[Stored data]
▬▬▬▬▬▬▬▬▬▬

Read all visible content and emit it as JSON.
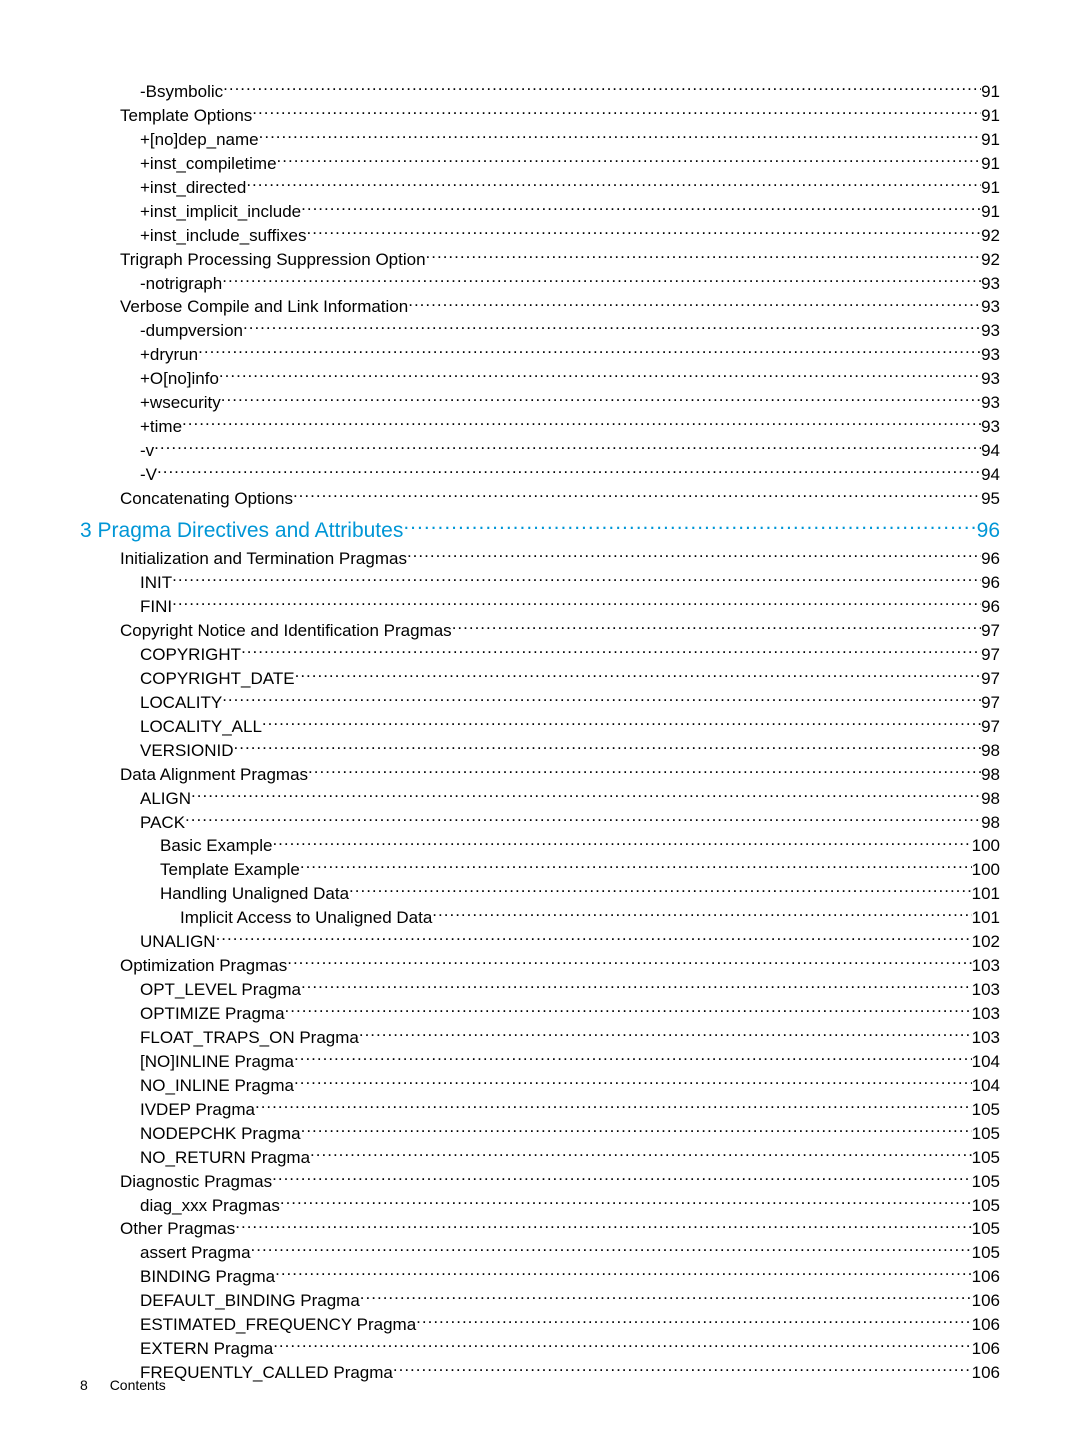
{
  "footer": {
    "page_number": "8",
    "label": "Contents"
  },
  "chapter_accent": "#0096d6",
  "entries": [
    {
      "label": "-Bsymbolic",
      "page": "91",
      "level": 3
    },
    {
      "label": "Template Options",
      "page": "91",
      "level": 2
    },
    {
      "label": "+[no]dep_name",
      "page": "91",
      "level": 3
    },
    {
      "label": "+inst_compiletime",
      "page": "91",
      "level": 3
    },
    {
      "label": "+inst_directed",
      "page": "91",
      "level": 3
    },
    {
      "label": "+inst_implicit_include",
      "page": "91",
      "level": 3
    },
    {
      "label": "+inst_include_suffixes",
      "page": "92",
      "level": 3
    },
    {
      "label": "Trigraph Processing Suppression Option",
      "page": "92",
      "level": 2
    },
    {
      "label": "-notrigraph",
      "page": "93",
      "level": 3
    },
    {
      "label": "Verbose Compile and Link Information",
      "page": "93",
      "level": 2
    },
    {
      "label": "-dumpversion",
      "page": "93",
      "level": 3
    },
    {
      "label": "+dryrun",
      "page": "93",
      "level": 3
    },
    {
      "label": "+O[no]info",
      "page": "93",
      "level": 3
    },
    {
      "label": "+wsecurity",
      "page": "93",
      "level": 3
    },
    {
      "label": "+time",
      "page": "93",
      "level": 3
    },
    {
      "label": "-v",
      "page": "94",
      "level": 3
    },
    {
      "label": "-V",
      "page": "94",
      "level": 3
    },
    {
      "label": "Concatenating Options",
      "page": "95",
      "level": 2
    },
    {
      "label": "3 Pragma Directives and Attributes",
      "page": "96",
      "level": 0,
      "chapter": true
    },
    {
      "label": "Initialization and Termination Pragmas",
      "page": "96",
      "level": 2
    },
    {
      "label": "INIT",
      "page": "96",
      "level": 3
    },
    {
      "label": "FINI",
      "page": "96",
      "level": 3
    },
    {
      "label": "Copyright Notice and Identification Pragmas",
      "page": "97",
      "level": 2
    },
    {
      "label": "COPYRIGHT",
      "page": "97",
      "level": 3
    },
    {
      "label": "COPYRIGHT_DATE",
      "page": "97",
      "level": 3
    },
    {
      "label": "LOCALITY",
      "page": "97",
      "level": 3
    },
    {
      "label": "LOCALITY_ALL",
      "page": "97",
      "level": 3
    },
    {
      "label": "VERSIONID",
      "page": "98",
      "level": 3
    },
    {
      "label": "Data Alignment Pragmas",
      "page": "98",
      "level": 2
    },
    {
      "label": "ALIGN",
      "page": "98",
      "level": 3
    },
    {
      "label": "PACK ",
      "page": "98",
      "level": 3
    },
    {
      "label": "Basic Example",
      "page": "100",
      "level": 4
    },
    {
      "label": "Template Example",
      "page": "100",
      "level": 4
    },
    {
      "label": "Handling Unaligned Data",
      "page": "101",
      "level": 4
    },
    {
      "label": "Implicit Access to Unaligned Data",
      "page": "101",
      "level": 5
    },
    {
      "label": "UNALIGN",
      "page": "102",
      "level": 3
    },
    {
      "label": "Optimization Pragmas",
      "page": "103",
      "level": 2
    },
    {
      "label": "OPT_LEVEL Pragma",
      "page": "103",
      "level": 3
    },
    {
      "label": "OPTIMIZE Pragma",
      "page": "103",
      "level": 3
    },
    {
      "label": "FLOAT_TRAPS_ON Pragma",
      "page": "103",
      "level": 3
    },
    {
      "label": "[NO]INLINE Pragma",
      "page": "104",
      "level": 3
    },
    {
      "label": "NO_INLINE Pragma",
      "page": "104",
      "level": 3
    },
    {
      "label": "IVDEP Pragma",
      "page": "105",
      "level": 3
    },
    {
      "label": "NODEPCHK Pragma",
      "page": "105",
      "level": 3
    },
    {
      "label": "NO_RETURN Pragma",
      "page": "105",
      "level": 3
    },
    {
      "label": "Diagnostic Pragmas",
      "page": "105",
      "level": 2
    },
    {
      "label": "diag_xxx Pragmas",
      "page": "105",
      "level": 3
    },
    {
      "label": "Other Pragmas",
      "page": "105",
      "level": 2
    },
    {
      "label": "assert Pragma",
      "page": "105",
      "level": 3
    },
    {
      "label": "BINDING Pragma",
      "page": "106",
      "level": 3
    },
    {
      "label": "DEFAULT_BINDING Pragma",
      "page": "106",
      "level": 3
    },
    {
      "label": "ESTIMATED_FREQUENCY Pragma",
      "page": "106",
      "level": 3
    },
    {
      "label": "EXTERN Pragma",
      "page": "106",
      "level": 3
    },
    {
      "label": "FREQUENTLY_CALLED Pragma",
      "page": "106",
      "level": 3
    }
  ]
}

▬▬▬▬▬▬▬▬▬▬

REQUEST: Working from the material above, transcribe it exactly while omitting pictures.

PROBLEM SOLUTION:
Read all visible content and emit it as JSON.
{
  "footer": {
    "page_number": "8",
    "label": "Contents"
  },
  "chapter_accent": "#0096d6",
  "entries": [
    {
      "label": "-Bsymbolic",
      "page": "91",
      "level": 3
    },
    {
      "label": "Template Options",
      "page": "91",
      "level": 2
    },
    {
      "label": "+[no]dep_name",
      "page": "91",
      "level": 3
    },
    {
      "label": "+inst_compiletime",
      "page": "91",
      "level": 3
    },
    {
      "label": "+inst_directed",
      "page": "91",
      "level": 3
    },
    {
      "label": "+inst_implicit_include",
      "page": "91",
      "level": 3
    },
    {
      "label": "+inst_include_suffixes",
      "page": "92",
      "level": 3
    },
    {
      "label": "Trigraph Processing Suppression Option",
      "page": "92",
      "level": 2
    },
    {
      "label": "-notrigraph",
      "page": "93",
      "level": 3
    },
    {
      "label": "Verbose Compile and Link Information",
      "page": "93",
      "level": 2
    },
    {
      "label": "-dumpversion",
      "page": "93",
      "level": 3
    },
    {
      "label": "+dryrun",
      "page": "93",
      "level": 3
    },
    {
      "label": "+O[no]info",
      "page": "93",
      "level": 3
    },
    {
      "label": "+wsecurity",
      "page": "93",
      "level": 3
    },
    {
      "label": "+time",
      "page": "93",
      "level": 3
    },
    {
      "label": "-v",
      "page": "94",
      "level": 3
    },
    {
      "label": "-V",
      "page": "94",
      "level": 3
    },
    {
      "label": "Concatenating Options",
      "page": "95",
      "level": 2
    },
    {
      "label": "3 Pragma Directives and Attributes",
      "page": "96",
      "level": 0,
      "chapter": true
    },
    {
      "label": "Initialization and Termination Pragmas",
      "page": "96",
      "level": 2
    },
    {
      "label": "INIT",
      "page": "96",
      "level": 3
    },
    {
      "label": "FINI",
      "page": "96",
      "level": 3
    },
    {
      "label": "Copyright Notice and Identification Pragmas",
      "page": "97",
      "level": 2
    },
    {
      "label": "COPYRIGHT",
      "page": "97",
      "level": 3
    },
    {
      "label": "COPYRIGHT_DATE",
      "page": "97",
      "level": 3
    },
    {
      "label": "LOCALITY",
      "page": "97",
      "level": 3
    },
    {
      "label": "LOCALITY_ALL",
      "page": "97",
      "level": 3
    },
    {
      "label": "VERSIONID",
      "page": "98",
      "level": 3
    },
    {
      "label": "Data Alignment Pragmas",
      "page": "98",
      "level": 2
    },
    {
      "label": "ALIGN",
      "page": "98",
      "level": 3
    },
    {
      "label": "PACK ",
      "page": "98",
      "level": 3
    },
    {
      "label": "Basic Example",
      "page": "100",
      "level": 4
    },
    {
      "label": "Template Example",
      "page": "100",
      "level": 4
    },
    {
      "label": "Handling Unaligned Data",
      "page": "101",
      "level": 4
    },
    {
      "label": "Implicit Access to Unaligned Data",
      "page": "101",
      "level": 5
    },
    {
      "label": "UNALIGN",
      "page": "102",
      "level": 3
    },
    {
      "label": "Optimization Pragmas",
      "page": "103",
      "level": 2
    },
    {
      "label": "OPT_LEVEL Pragma",
      "page": "103",
      "level": 3
    },
    {
      "label": "OPTIMIZE Pragma",
      "page": "103",
      "level": 3
    },
    {
      "label": "FLOAT_TRAPS_ON Pragma",
      "page": "103",
      "level": 3
    },
    {
      "label": "[NO]INLINE Pragma",
      "page": "104",
      "level": 3
    },
    {
      "label": "NO_INLINE Pragma",
      "page": "104",
      "level": 3
    },
    {
      "label": "IVDEP Pragma",
      "page": "105",
      "level": 3
    },
    {
      "label": "NODEPCHK Pragma",
      "page": "105",
      "level": 3
    },
    {
      "label": "NO_RETURN Pragma",
      "page": "105",
      "level": 3
    },
    {
      "label": "Diagnostic Pragmas",
      "page": "105",
      "level": 2
    },
    {
      "label": "diag_xxx Pragmas",
      "page": "105",
      "level": 3
    },
    {
      "label": "Other Pragmas",
      "page": "105",
      "level": 2
    },
    {
      "label": "assert Pragma",
      "page": "105",
      "level": 3
    },
    {
      "label": "BINDING Pragma",
      "page": "106",
      "level": 3
    },
    {
      "label": "DEFAULT_BINDING Pragma",
      "page": "106",
      "level": 3
    },
    {
      "label": "ESTIMATED_FREQUENCY Pragma",
      "page": "106",
      "level": 3
    },
    {
      "label": "EXTERN Pragma",
      "page": "106",
      "level": 3
    },
    {
      "label": "FREQUENTLY_CALLED Pragma",
      "page": "106",
      "level": 3
    }
  ]
}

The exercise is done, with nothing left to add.